Records:

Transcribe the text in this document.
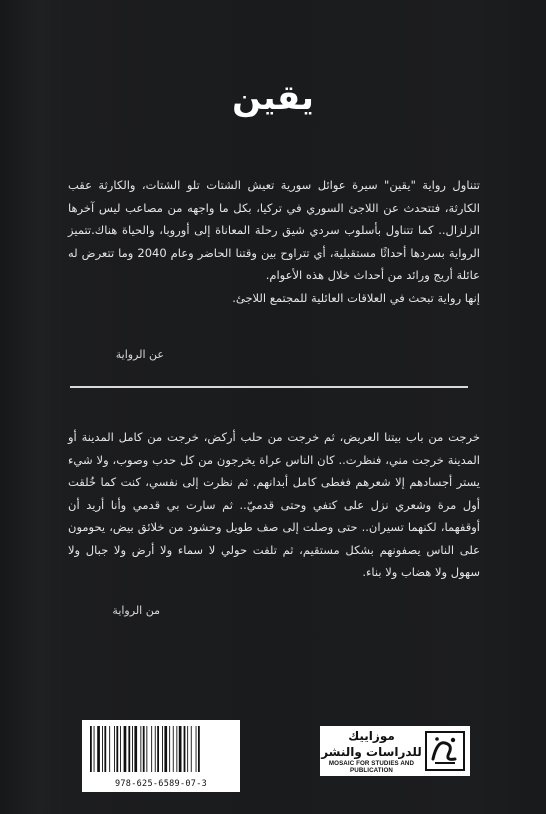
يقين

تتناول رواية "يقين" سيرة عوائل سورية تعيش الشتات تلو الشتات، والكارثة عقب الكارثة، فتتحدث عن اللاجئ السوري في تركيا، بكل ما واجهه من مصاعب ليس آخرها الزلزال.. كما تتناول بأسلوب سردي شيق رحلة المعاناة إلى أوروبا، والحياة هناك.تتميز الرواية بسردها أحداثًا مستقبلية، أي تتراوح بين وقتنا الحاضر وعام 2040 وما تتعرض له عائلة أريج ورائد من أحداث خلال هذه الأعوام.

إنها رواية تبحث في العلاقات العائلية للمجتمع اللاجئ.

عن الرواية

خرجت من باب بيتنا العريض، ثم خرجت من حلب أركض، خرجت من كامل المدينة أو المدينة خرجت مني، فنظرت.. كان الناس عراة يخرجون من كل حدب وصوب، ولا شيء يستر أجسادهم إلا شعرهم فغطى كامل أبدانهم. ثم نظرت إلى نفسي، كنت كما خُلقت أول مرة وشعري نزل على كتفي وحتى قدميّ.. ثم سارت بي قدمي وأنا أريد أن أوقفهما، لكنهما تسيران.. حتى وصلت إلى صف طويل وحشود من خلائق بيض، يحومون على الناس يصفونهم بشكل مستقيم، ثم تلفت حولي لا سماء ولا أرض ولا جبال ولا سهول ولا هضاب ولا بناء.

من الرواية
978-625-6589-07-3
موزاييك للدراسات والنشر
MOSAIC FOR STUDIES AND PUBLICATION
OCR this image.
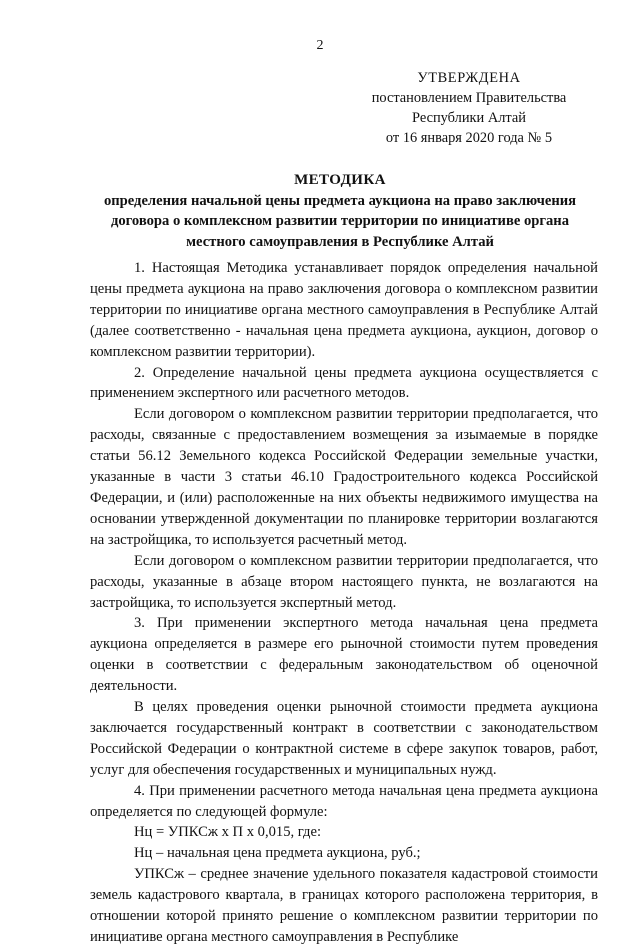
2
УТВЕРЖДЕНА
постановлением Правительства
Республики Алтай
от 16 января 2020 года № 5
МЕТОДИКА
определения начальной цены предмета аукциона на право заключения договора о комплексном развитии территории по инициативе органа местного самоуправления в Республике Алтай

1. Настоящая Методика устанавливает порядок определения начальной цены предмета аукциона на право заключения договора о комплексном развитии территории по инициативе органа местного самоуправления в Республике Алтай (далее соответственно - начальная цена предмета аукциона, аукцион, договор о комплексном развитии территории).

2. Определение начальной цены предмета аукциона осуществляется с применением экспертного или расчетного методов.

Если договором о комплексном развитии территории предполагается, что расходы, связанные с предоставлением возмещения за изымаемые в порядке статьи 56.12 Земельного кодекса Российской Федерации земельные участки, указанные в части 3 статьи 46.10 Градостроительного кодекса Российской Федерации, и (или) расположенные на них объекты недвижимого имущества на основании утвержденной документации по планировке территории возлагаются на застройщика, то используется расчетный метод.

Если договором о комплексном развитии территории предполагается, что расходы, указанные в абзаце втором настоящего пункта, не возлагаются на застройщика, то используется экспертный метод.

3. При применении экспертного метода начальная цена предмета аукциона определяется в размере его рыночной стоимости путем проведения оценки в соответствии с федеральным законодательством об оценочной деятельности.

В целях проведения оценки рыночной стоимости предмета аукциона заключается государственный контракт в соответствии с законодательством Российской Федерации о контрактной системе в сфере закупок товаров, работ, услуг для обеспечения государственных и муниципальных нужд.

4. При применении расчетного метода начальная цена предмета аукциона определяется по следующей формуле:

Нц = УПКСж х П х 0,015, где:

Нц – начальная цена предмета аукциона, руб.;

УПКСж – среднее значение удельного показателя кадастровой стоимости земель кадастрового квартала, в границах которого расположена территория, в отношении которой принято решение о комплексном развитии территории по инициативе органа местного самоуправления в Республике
---
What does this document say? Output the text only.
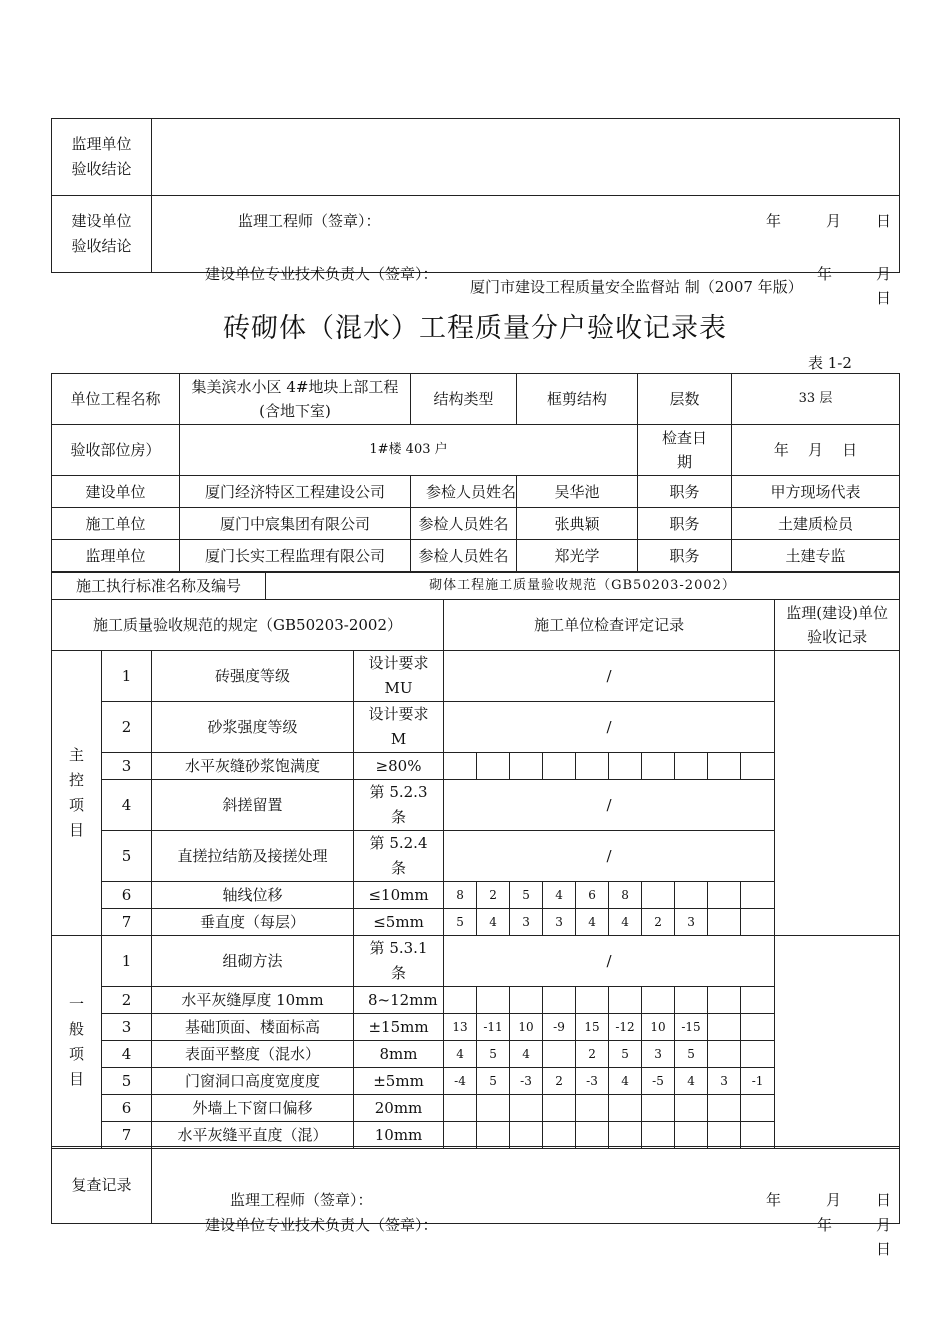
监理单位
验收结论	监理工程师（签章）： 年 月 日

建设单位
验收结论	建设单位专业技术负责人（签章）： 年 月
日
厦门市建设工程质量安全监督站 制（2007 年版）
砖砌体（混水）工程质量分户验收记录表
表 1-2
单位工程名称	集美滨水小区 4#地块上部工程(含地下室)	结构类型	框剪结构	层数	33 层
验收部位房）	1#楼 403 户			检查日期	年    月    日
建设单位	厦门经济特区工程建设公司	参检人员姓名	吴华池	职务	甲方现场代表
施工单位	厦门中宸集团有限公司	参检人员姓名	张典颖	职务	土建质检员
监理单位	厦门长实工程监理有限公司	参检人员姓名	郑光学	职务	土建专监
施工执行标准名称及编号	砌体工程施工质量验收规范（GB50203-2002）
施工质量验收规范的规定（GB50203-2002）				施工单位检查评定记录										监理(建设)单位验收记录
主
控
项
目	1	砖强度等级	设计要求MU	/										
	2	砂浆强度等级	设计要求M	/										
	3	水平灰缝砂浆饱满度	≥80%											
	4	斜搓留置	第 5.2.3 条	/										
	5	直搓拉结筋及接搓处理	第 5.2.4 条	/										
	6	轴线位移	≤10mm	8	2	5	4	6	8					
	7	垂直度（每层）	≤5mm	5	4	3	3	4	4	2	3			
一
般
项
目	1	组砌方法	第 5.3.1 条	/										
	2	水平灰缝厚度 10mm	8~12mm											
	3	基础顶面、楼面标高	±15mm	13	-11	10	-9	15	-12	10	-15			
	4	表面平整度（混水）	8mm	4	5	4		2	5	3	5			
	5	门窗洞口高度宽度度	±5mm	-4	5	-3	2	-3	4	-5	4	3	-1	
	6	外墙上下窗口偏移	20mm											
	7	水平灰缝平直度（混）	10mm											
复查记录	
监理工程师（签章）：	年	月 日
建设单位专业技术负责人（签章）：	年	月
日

Task prompt: Filter the listing above for the string "参检人员姓名" and copy every matching line.

Completed exercise:
建设单位	厦门经济特区工程建设公司	参检人员姓名	吴华池	职务	甲方现场代表
施工单位	厦门中宸集团有限公司	参检人员姓名	张典颖	职务	土建质检员
监理单位	厦门长实工程监理有限公司	参检人员姓名	郑光学	职务	土建专监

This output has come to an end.